Comb through the entries for "Fees" and pull out each line that holds it.
[begin Data rows]
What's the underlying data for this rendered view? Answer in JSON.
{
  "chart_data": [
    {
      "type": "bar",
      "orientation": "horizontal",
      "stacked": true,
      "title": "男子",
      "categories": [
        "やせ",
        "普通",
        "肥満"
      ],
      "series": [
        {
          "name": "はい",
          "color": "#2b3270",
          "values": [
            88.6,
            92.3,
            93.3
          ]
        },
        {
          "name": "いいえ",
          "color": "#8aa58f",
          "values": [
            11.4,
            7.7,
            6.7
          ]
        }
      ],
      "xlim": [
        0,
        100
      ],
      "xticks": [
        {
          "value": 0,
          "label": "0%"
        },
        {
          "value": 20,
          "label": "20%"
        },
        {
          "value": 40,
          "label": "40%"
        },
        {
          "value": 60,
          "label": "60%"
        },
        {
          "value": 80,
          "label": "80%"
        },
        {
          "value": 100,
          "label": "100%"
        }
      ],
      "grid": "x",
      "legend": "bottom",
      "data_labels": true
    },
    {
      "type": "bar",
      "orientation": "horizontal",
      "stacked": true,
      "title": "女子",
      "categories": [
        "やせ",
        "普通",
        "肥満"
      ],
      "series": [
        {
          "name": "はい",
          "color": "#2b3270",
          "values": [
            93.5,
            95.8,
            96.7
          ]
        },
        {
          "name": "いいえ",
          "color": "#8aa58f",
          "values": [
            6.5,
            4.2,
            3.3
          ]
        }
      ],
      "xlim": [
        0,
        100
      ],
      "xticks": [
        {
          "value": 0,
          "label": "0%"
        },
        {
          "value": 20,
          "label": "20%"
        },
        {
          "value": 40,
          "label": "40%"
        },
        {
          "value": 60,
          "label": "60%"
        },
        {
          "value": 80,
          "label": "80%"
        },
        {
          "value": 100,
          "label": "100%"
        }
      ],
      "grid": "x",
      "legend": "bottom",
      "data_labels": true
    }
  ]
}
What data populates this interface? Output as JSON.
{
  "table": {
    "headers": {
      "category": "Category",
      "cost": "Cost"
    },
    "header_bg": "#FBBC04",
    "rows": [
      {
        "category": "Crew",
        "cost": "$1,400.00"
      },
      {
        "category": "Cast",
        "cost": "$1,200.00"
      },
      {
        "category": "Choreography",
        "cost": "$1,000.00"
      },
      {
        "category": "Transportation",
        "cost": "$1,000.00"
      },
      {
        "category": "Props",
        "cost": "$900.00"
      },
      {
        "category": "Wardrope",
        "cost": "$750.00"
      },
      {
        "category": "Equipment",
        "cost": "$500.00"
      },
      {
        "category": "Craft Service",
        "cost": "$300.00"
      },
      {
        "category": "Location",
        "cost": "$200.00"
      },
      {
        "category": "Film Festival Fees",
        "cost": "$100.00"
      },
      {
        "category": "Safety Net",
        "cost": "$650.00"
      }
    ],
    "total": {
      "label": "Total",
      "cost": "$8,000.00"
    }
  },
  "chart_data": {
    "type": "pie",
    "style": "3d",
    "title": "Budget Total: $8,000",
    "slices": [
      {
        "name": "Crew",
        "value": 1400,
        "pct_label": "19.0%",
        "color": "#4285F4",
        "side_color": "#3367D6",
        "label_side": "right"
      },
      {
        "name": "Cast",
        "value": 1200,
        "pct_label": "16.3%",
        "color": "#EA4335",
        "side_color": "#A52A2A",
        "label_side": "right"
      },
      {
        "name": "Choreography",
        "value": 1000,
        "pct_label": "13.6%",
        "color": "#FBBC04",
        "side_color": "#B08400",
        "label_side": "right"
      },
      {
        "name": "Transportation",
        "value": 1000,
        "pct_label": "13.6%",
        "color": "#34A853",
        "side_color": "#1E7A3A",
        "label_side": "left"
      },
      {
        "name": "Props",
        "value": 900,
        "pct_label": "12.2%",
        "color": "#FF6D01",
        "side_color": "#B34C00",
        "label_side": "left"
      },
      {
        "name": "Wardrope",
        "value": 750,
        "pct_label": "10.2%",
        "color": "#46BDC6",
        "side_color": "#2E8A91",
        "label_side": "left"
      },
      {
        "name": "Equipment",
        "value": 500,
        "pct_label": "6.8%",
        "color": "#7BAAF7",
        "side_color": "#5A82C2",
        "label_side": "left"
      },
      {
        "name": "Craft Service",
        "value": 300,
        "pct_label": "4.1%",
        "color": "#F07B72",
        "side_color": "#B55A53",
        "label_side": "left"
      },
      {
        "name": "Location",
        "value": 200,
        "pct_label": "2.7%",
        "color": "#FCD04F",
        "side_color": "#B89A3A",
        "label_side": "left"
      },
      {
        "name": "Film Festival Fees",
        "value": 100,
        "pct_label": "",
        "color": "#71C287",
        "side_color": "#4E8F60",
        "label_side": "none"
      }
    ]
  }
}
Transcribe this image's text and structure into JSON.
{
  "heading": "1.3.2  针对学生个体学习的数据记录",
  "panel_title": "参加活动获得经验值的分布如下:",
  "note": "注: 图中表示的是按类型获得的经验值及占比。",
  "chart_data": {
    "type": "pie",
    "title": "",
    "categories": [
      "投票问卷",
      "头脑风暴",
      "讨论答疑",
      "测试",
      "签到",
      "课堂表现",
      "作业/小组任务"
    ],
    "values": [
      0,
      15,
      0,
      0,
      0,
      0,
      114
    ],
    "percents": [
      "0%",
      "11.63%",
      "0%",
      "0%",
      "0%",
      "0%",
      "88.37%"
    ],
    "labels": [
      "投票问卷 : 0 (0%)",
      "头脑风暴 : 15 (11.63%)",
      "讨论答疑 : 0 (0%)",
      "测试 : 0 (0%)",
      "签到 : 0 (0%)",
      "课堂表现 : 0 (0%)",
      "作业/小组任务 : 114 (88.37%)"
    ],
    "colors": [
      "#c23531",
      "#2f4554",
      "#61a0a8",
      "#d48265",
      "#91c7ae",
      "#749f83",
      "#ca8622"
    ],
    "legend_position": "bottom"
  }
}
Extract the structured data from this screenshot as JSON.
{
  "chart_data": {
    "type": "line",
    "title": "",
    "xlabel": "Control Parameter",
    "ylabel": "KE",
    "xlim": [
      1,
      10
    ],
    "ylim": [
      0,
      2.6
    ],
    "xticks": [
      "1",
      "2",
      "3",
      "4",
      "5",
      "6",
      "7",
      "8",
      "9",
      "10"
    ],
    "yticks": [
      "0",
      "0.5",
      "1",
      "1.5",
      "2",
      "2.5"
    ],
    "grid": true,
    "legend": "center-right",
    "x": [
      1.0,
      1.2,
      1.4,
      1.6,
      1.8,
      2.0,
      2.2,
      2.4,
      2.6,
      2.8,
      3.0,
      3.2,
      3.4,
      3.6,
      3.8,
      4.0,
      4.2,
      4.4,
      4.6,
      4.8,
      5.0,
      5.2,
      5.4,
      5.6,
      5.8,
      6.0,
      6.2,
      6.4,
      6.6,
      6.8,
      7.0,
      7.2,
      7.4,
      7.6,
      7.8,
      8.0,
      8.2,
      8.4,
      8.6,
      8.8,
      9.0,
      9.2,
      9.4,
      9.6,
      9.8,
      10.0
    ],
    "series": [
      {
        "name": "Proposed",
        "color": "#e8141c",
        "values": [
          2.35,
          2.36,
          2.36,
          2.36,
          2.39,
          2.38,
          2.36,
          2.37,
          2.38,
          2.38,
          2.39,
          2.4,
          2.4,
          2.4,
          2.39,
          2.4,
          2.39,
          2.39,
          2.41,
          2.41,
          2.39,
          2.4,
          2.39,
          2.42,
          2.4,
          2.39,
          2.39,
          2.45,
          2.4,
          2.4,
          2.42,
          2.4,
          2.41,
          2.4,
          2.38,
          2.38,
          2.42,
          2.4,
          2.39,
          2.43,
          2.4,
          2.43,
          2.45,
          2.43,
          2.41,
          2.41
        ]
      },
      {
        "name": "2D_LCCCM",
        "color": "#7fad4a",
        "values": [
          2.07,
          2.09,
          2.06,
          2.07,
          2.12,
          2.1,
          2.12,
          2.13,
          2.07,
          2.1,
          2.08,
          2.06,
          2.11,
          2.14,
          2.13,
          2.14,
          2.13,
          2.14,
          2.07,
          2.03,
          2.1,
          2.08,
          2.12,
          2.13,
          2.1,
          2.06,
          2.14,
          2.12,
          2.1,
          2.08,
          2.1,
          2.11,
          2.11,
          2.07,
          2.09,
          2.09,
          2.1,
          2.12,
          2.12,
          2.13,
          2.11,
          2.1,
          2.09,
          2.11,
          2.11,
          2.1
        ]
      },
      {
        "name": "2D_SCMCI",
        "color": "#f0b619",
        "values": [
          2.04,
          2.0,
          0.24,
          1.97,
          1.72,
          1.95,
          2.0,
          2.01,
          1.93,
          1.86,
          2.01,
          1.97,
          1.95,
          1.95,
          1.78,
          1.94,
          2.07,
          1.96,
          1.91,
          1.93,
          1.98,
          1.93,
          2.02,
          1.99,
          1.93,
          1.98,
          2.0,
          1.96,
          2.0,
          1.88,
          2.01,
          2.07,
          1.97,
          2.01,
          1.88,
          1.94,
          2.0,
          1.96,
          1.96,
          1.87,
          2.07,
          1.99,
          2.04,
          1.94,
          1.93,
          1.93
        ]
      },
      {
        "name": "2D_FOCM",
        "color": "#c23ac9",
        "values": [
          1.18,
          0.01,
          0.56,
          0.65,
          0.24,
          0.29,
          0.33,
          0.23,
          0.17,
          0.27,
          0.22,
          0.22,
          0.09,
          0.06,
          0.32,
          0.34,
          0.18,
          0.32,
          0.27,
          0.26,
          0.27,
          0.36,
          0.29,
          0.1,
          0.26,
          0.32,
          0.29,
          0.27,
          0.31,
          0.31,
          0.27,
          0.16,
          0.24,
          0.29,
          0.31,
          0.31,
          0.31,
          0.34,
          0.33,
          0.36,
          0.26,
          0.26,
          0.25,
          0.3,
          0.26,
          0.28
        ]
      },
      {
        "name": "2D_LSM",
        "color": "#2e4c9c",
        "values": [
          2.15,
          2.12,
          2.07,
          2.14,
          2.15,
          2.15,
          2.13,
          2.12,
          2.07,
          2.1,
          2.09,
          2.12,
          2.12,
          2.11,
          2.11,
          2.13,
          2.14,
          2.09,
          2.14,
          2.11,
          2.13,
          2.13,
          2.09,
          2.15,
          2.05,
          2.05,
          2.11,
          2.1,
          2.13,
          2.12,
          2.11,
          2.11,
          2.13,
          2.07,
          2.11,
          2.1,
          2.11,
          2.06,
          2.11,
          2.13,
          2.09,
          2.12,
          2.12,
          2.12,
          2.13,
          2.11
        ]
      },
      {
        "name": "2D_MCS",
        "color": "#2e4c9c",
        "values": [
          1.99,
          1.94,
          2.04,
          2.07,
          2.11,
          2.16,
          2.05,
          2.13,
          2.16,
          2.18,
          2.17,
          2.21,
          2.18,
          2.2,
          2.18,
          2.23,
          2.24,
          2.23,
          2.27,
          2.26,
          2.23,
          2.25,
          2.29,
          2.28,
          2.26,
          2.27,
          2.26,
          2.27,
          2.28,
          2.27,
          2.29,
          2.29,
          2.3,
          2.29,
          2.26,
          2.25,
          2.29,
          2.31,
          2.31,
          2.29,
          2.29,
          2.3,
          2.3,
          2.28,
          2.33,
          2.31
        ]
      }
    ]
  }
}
[end Data rows]
[Complete output]
        "category": "Film Festival Fees",
        "name": "Film Festival Fees",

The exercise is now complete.